GOAL. Extract every line that contains the word "фізичної".

Source records

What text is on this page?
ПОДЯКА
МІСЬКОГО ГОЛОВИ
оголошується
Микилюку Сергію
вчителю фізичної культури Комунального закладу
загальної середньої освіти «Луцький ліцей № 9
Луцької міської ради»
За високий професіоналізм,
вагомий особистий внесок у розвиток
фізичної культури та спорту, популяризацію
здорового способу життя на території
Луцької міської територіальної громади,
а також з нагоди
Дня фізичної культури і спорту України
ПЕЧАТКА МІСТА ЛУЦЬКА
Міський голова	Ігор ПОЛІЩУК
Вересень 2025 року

REPLY.
вчителю фізичної культури Комунального закладу
фізичної культури та спорту, популяризацію
Дня фізичної культури і спорту України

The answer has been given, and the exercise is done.